Transcribe all the records exactly and omit any images they hold.

##### SUPPLIED MATERIAL

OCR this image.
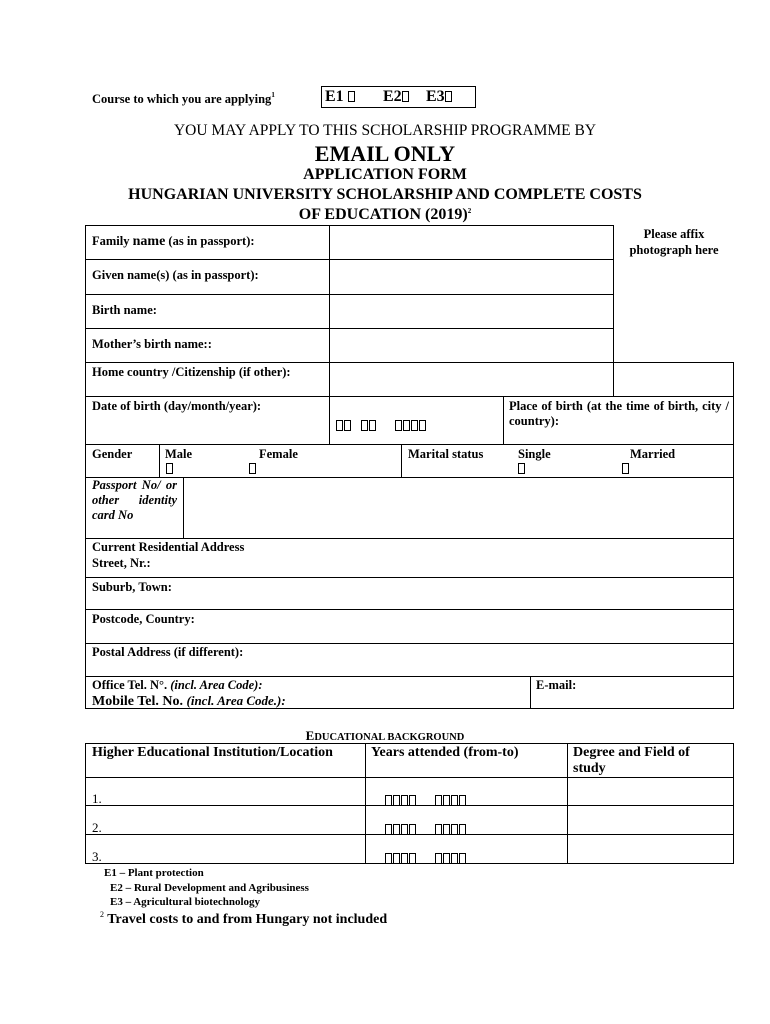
Course to which you are applying$^1$	E1	E2	E3
YOU MAY APPLY TO THIS SCHOLARSHIP PROGRAMME BY
EMAIL ONLY
APPLICATION FORM
HUNGARIAN UNIVERSITY SCHOLARSHIP AND COMPLETE COSTS
OF EDUCATION $(2019)^2$
Please affix photograph here
Family name (as in passport):
Given name(s) (as in passport):
Birth name:
Mother’s birth name::
Home country /Citizenship (if other):
Date of birth (day/month/year):	Place of birth (at the time of birth, city / country):
Gender	Male	Female	Marital status	Single	Married
Passport No/ or other identity card No
Current Residential Address
Street, Nr.:
Suburb, Town:
Postcode, Country:
Postal Address (if different):
Office Tel. N°. (incl. Area Code):
Mobile Tel. No. (incl. Area Code.):
E-mail:
EDUCATIONAL BACKGROUND
Higher Educational Institution/Location	Years attended (from-to)	Degree and Field of study
1.
2.
3.
E1 – Plant protection
E2 – Rural Development and Agribusiness
E3 – Agricultural biotechnology
$^2$ Travel costs to and from Hungary not included
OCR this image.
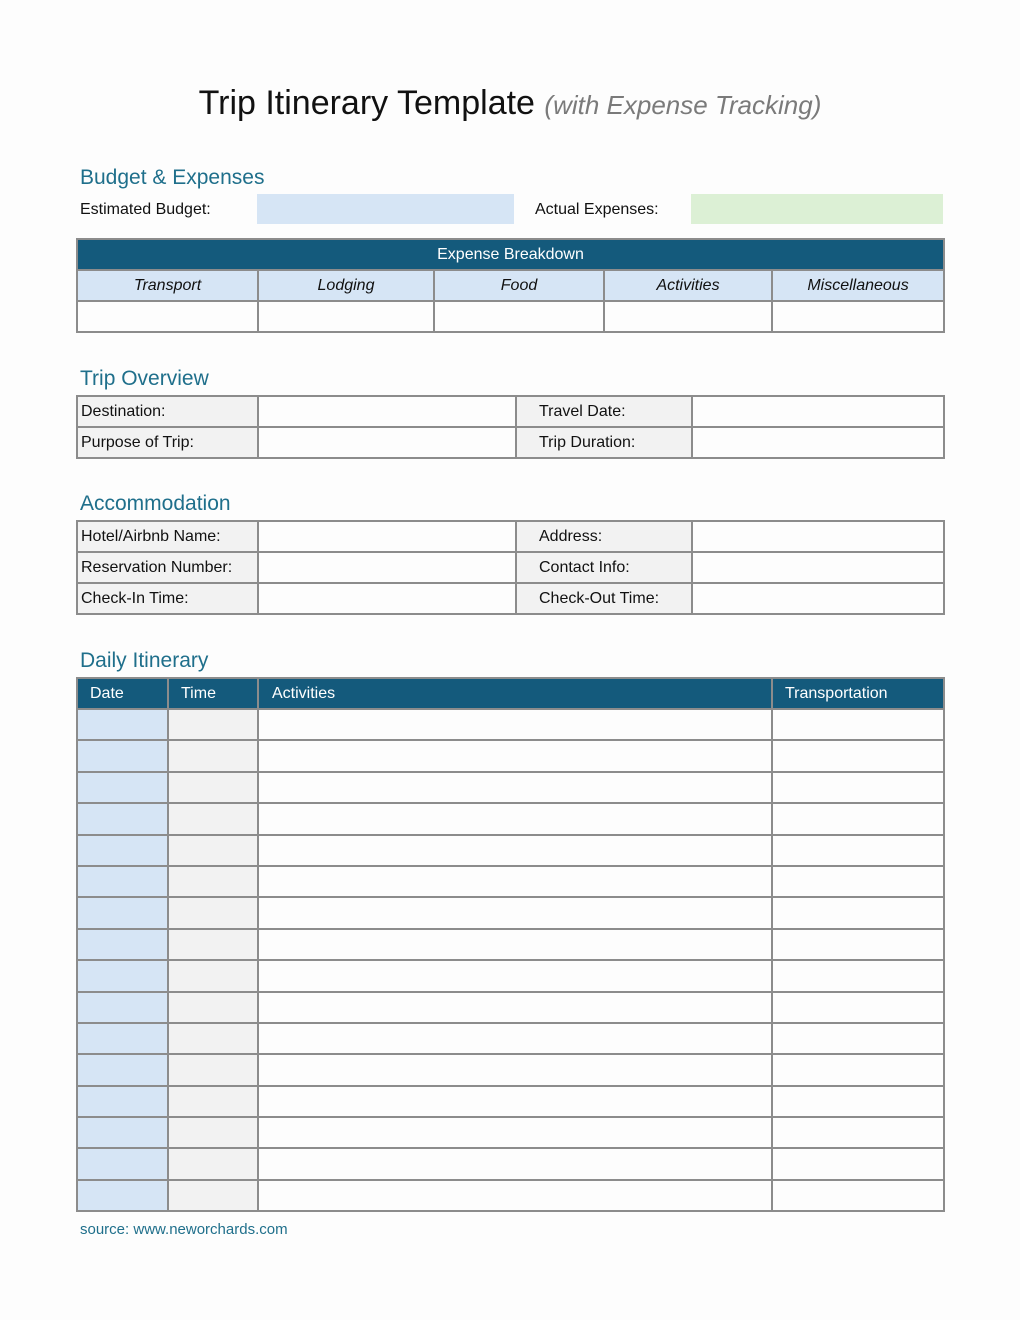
Trip Itinerary Template (with Expense Tracking)
Budget & Expenses
Estimated Budget:	Actual Expenses:
Expense Breakdown				
Transport	Lodging	Food	Activities	Miscellaneous

Trip Overview
Destination:		Travel Date:	
Purpose of Trip:		Trip Duration:	
Accommodation
Hotel/Airbnb Name:		Address:	
Reservation Number:		Contact Info:	
Check-In Time:		Check-Out Time:	
Daily Itinerary
Date	Time	Activities	Transportation

source: www.neworchards.com
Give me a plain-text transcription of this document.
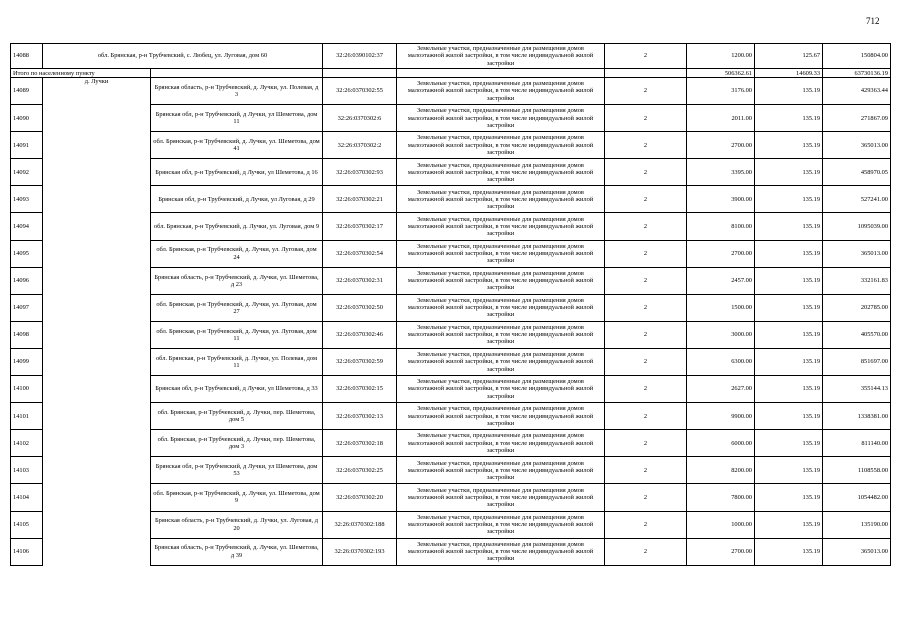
712
14088	обл. Брянская, р-н Трубчевский, с. Любец, ул. Луговая, дом 60		32:26:0390102:37	Земельные участки, предназначенные для размещения домов малоэтажной жилой застройки, в том числе индивидуальной жилой застройки	2	1200.00	125.67	150804.00
Итого по населенному пункту						506362.61	14609.33	63730136.19
14089	д. Лучки	Брянская область, р-н Трубчевский, д. Лучки, ул. Полевая, д 3	32:26:0370302:55	Земельные участки, предназначенные для размещения домов малоэтажной жилой застройки, в том числе индивидуальной жилой застройки	2	3176.00	135.19	429363.44
14090		Брянская обл, р-н Трубчевский, д Лучки, ул Шеметова, дом 11	32:26:0370302:6	Земельные участки, предназначенные для размещения домов малоэтажной жилой застройки, в том числе индивидуальной жилой застройки	2	2011.00	135.19	271867.09
14091		обл. Брянская, р-н Трубчевский, д. Лучки, ул. Шеметова, дом 41	32:26:0370302:2	Земельные участки, предназначенные для размещения домов малоэтажной жилой застройки, в том числе индивидуальной жилой застройки	2	2700.00	135.19	365013.00
14092		Брянская обл, р-н Трубчевский, д Лучки, ул Шеметова, д 16	32:26:0370302:93	Земельные участки, предназначенные для размещения домов малоэтажной жилой застройки, в том числе индивидуальной жилой застройки	2	3395.00	135.19	458970.05
14093		Брянская обл, р-н Трубчевский, д Лучки, ул Луговая, д 29	32:26:0370302:21	Земельные участки, предназначенные для размещения домов малоэтажной жилой застройки, в том числе индивидуальной жилой застройки	2	3900.00	135.19	527241.00
14094		обл. Брянская, р-н Трубчевский, д. Лучки, ул. Луговая, дом 9	32:26:0370302:17	Земельные участки, предназначенные для размещения домов малоэтажной жилой застройки, в том числе индивидуальной жилой застройки	2	8100.00	135.19	1095039.00
14095		обл. Брянская, р-н Трубчевский, д. Лучки, ул. Луговая, дом 24	32:26:0370302:54	Земельные участки, предназначенные для размещения домов малоэтажной жилой застройки, в том числе индивидуальной жилой застройки	2	2700.00	135.19	365013.00
14096		Брянская область, р-н Трубчевский, д. Лучки, ул. Шеметова, д 23	32:26:0370302:31	Земельные участки, предназначенные для размещения домов малоэтажной жилой застройки, в том числе индивидуальной жилой застройки	2	2457.00	135.19	332161.83
14097		обл. Брянская, р-н Трубчевский, д. Лучки, ул. Луговая, дом 27	32:26:0370302:50	Земельные участки, предназначенные для размещения домов малоэтажной жилой застройки, в том числе индивидуальной жилой застройки	2	1500.00	135.19	202785.00
14098		обл. Брянская, р-н Трубчевский, д. Лучки, ул. Луговая, дом 11	32:26:0370302:46	Земельные участки, предназначенные для размещения домов малоэтажной жилой застройки, в том числе индивидуальной жилой застройки	2	3000.00	135.19	405570.00
14099		обл. Брянская, р-н Трубчевский, д. Лучки, ул. Полевая, дом 11	32:26:0370302:59	Земельные участки, предназначенные для размещения домов малоэтажной жилой застройки, в том числе индивидуальной жилой застройки	2	6300.00	135.19	851697.00
14100		Брянская обл, р-н Трубчевский, д Лучки, ул Шеметова, д 33	32:26:0370302:15	Земельные участки, предназначенные для размещения домов малоэтажной жилой застройки, в том числе индивидуальной жилой застройки	2	2627.00	135.19	355144.13
14101		обл. Брянская, р-н Трубчевский, д. Лучки, пер. Шеметова, дом 5	32:26:0370302:13	Земельные участки, предназначенные для размещения домов малоэтажной жилой застройки, в том числе индивидуальной жилой застройки	2	9900.00	135.19	1338381.00
14102		обл. Брянская, р-н Трубчевский, д. Лучки, пер. Шеметова, дом 3	32:26:0370302:18	Земельные участки, предназначенные для размещения домов малоэтажной жилой застройки, в том числе индивидуальной жилой застройки	2	6000.00	135.19	811140.00
14103		Брянская обл, р-н Трубчевский, д Лучки, ул Шеметова, дом 53	32:26:0370302:25	Земельные участки, предназначенные для размещения домов малоэтажной жилой застройки, в том числе индивидуальной жилой застройки	2	8200.00	135.19	1108558.00
14104		обл. Брянская, р-н Трубчевский, д. Лучки, ул. Шеметова, дом 9	32:26:0370302:20	Земельные участки, предназначенные для размещения домов малоэтажной жилой застройки, в том числе индивидуальной жилой застройки	2	7800.00	135.19	1054482.00
14105		Брянская область, р-н Трубчевский, д. Лучки, ул. Луговая, д 20	32:26:0370302:188	Земельные участки, предназначенные для размещения домов малоэтажной жилой застройки, в том числе индивидуальной жилой застройки	2	1000.00	135.19	135190.00
14106		Брянская область, р-н Трубчевский, д. Лучки, ул. Шеметова, д 39	32:26:0370302:193	Земельные участки, предназначенные для размещения домов малоэтажной жилой застройки, в том числе индивидуальной жилой застройки	2	2700.00	135.19	365013.00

##########

● TASK RESPONSE:
OCR this image.
Course to which you are applying$^1$	E1	E2	E3
YOU MAY APPLY TO THIS SCHOLARSHIP PROGRAMME BY
EMAIL ONLY
APPLICATION FORM
HUNGARIAN UNIVERSITY SCHOLARSHIP AND COMPLETE COSTS
OF EDUCATION $(2019)^2$
Please affix photograph here
Family name (as in passport):
Given name(s) (as in passport):
Birth name:
Mother’s birth name::
Home country /Citizenship (if other):
Date of birth (day/month/year):	Place of birth (at the time of birth, city / country):
Gender	Male	Female	Marital status	Single	Married
Passport No/ or other identity card No
Current Residential Address
Street, Nr.:
Suburb, Town:
Postcode, Country:
Postal Address (if different):
Office Tel. N°. (incl. Area Code):
Mobile Tel. No. (incl. Area Code.):
E-mail:
EDUCATIONAL BACKGROUND
Higher Educational Institution/Location	Years attended (from-to)	Degree and Field of study
1.
2.
3.
E1 – Plant protection
E2 – Rural Development and Agribusiness
E3 – Agricultural biotechnology
$^2$ Travel costs to and from Hungary not included
OCR this image.
Trip Itinerary Template (with Expense Tracking)
Budget & Expenses
Estimated Budget:	Actual Expenses:
Expense Breakdown				
Transport	Lodging	Food	Activities	Miscellaneous

Trip Overview
Destination:		Travel Date:	
Purpose of Trip:		Trip Duration:	
Accommodation
Hotel/Airbnb Name:		Address:	
Reservation Number:		Contact Info:	
Check-In Time:		Check-Out Time:	
Daily Itinerary
Date	Time	Activities	Transportation

source: www.neworchards.com
Give me a plain-text transcription of this document.
712
14088	обл. Брянская, р-н Трубчевский, с. Любец, ул. Луговая, дом 60		32:26:0390102:37	Земельные участки, предназначенные для размещения домов малоэтажной жилой застройки, в том числе индивидуальной жилой застройки	2	1200.00	125.67	150804.00
Итого по населенному пункту						506362.61	14609.33	63730136.19
14089	д. Лучки	Брянская область, р-н Трубчевский, д. Лучки, ул. Полевая, д 3	32:26:0370302:55	Земельные участки, предназначенные для размещения домов малоэтажной жилой застройки, в том числе индивидуальной жилой застройки	2	3176.00	135.19	429363.44
14090		Брянская обл, р-н Трубчевский, д Лучки, ул Шеметова, дом 11	32:26:0370302:6	Земельные участки, предназначенные для размещения домов малоэтажной жилой застройки, в том числе индивидуальной жилой застройки	2	2011.00	135.19	271867.09
14091		обл. Брянская, р-н Трубчевский, д. Лучки, ул. Шеметова, дом 41	32:26:0370302:2	Земельные участки, предназначенные для размещения домов малоэтажной жилой застройки, в том числе индивидуальной жилой застройки	2	2700.00	135.19	365013.00
14092		Брянская обл, р-н Трубчевский, д Лучки, ул Шеметова, д 16	32:26:0370302:93	Земельные участки, предназначенные для размещения домов малоэтажной жилой застройки, в том числе индивидуальной жилой застройки	2	3395.00	135.19	458970.05
14093		Брянская обл, р-н Трубчевский, д Лучки, ул Луговая, д 29	32:26:0370302:21	Земельные участки, предназначенные для размещения домов малоэтажной жилой застройки, в том числе индивидуальной жилой застройки	2	3900.00	135.19	527241.00
14094		обл. Брянская, р-н Трубчевский, д. Лучки, ул. Луговая, дом 9	32:26:0370302:17	Земельные участки, предназначенные для размещения домов малоэтажной жилой застройки, в том числе индивидуальной жилой застройки	2	8100.00	135.19	1095039.00
14095		обл. Брянская, р-н Трубчевский, д. Лучки, ул. Луговая, дом 24	32:26:0370302:54	Земельные участки, предназначенные для размещения домов малоэтажной жилой застройки, в том числе индивидуальной жилой застройки	2	2700.00	135.19	365013.00
14096		Брянская область, р-н Трубчевский, д. Лучки, ул. Шеметова, д 23	32:26:0370302:31	Земельные участки, предназначенные для размещения домов малоэтажной жилой застройки, в том числе индивидуальной жилой застройки	2	2457.00	135.19	332161.83
14097		обл. Брянская, р-н Трубчевский, д. Лучки, ул. Луговая, дом 27	32:26:0370302:50	Земельные участки, предназначенные для размещения домов малоэтажной жилой застройки, в том числе индивидуальной жилой застройки	2	1500.00	135.19	202785.00
14098		обл. Брянская, р-н Трубчевский, д. Лучки, ул. Луговая, дом 11	32:26:0370302:46	Земельные участки, предназначенные для размещения домов малоэтажной жилой застройки, в том числе индивидуальной жилой застройки	2	3000.00	135.19	405570.00
14099		обл. Брянская, р-н Трубчевский, д. Лучки, ул. Полевая, дом 11	32:26:0370302:59	Земельные участки, предназначенные для размещения домов малоэтажной жилой застройки, в том числе индивидуальной жилой застройки	2	6300.00	135.19	851697.00
14100		Брянская обл, р-н Трубчевский, д Лучки, ул Шеметова, д 33	32:26:0370302:15	Земельные участки, предназначенные для размещения домов малоэтажной жилой застройки, в том числе индивидуальной жилой застройки	2	2627.00	135.19	355144.13
14101		обл. Брянская, р-н Трубчевский, д. Лучки, пер. Шеметова, дом 5	32:26:0370302:13	Земельные участки, предназначенные для размещения домов малоэтажной жилой застройки, в том числе индивидуальной жилой застройки	2	9900.00	135.19	1338381.00
14102		обл. Брянская, р-н Трубчевский, д. Лучки, пер. Шеметова, дом 3	32:26:0370302:18	Земельные участки, предназначенные для размещения домов малоэтажной жилой застройки, в том числе индивидуальной жилой застройки	2	6000.00	135.19	811140.00
14103		Брянская обл, р-н Трубчевский, д Лучки, ул Шеметова, дом 53	32:26:0370302:25	Земельные участки, предназначенные для размещения домов малоэтажной жилой застройки, в том числе индивидуальной жилой застройки	2	8200.00	135.19	1108558.00
14104		обл. Брянская, р-н Трубчевский, д. Лучки, ул. Шеметова, дом 9	32:26:0370302:20	Земельные участки, предназначенные для размещения домов малоэтажной жилой застройки, в том числе индивидуальной жилой застройки	2	7800.00	135.19	1054482.00
14105		Брянская область, р-н Трубчевский, д. Лучки, ул. Луговая, д 20	32:26:0370302:188	Земельные участки, предназначенные для размещения домов малоэтажной жилой застройки, в том числе индивидуальной жилой застройки	2	1000.00	135.19	135190.00
14106		Брянская область, р-н Трубчевский, д. Лучки, ул. Шеметова, д 39	32:26:0370302:193	Земельные участки, предназначенные для размещения домов малоэтажной жилой застройки, в том числе индивидуальной жилой застройки	2	2700.00	135.19	365013.00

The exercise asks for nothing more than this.